§ Goal: Leaving out the pictures, retype all the material exactly.

§ Data shown:
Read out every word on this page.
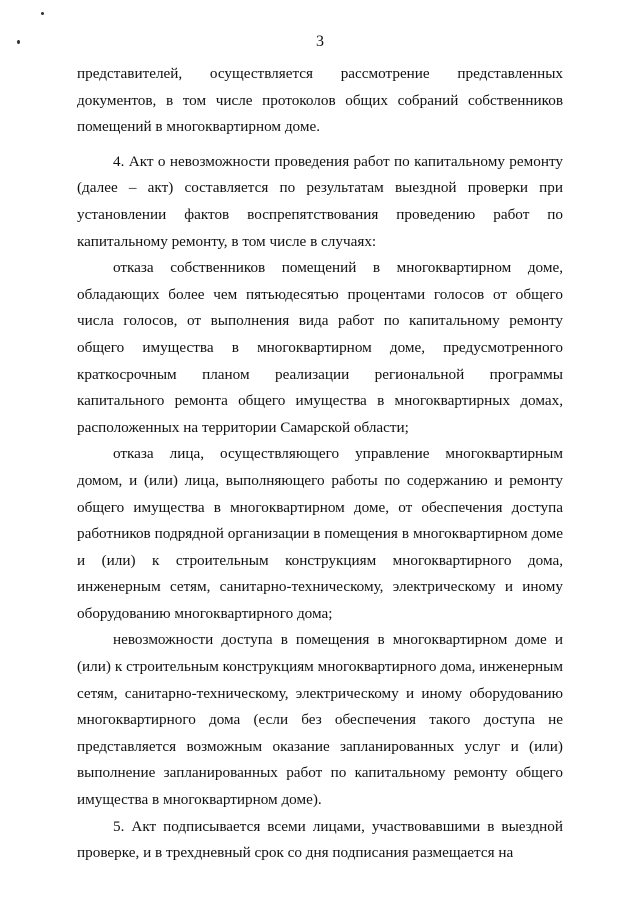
3

представителей, осуществляется рассмотрение представленных документов, в том числе протоколов общих собраний собственников помещений в многоквартирном доме.

4. Акт о невозможности проведения работ по капитальному ремонту (далее – акт) составляется по результатам выездной проверки при установлении фактов воспрепятствования проведению работ по капитальному ремонту, в том числе в случаях:

отказа собственников помещений в многоквартирном доме, обладающих более чем пятьюдесятью процентами голосов от общего числа голосов, от выполнения вида работ по капитальному ремонту общего имущества в многоквартирном доме, предусмотренного краткосрочным планом реализации региональной программы капитального ремонта общего имущества в многоквартирных домах, расположенных на территории Самарской области;

отказа лица, осуществляющего управление многоквартирным домом, и (или) лица, выполняющего работы по содержанию и ремонту общего имущества в многоквартирном доме, от обеспечения доступа работников подрядной организации в помещения в многоквартирном доме и (или) к строительным конструкциям многоквартирного дома, инженерным сетям, санитарно-техническому, электрическому и иному оборудованию многоквартирного дома;

невозможности доступа в помещения в многоквартирном доме и (или) к строительным конструкциям многоквартирного дома, инженерным сетям, санитарно-техническому, электрическому и иному оборудованию многоквартирного дома (если без обеспечения такого доступа не представляется возможным оказание запланированных услуг и (или) выполнение запланированных работ по капитальному ремонту общего имущества в многоквартирном доме).

5. Акт подписывается всеми лицами, участвовавшими в выездной проверке, и в трехдневный срок со дня подписания размещается на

§ Response to the task:
Read out every word on this page.
3

представителей, осуществляется рассмотрение представленных документов, в том числе протоколов общих собраний собственников помещений в многоквартирном доме.

4. Акт о невозможности проведения работ по капитальному ремонту (далее – акт) составляется по результатам выездной проверки при установлении фактов воспрепятствования проведению работ по капитальному ремонту, в том числе в случаях:

отказа собственников помещений в многоквартирном доме, обладающих более чем пятьюдесятью процентами голосов от общего числа голосов, от выполнения вида работ по капитальному ремонту общего имущества в многоквартирном доме, предусмотренного краткосрочным планом реализации региональной программы капитального ремонта общего имущества в многоквартирных домах, расположенных на территории Самарской области;

отказа лица, осуществляющего управление многоквартирным домом, и (или) лица, выполняющего работы по содержанию и ремонту общего имущества в многоквартирном доме, от обеспечения доступа работников подрядной организации в помещения в многоквартирном доме и (или) к строительным конструкциям многоквартирного дома, инженерным сетям, санитарно-техническому, электрическому и иному оборудованию многоквартирного дома;

невозможности доступа в помещения в многоквартирном доме и (или) к строительным конструкциям многоквартирного дома, инженерным сетям, санитарно-техническому, электрическому и иному оборудованию многоквартирного дома (если без обеспечения такого доступа не представляется возможным оказание запланированных услуг и (или) выполнение запланированных работ по капитальному ремонту общего имущества в многоквартирном доме).

5. Акт подписывается всеми лицами, участвовавшими в выездной проверке, и в трехдневный срок со дня подписания размещается на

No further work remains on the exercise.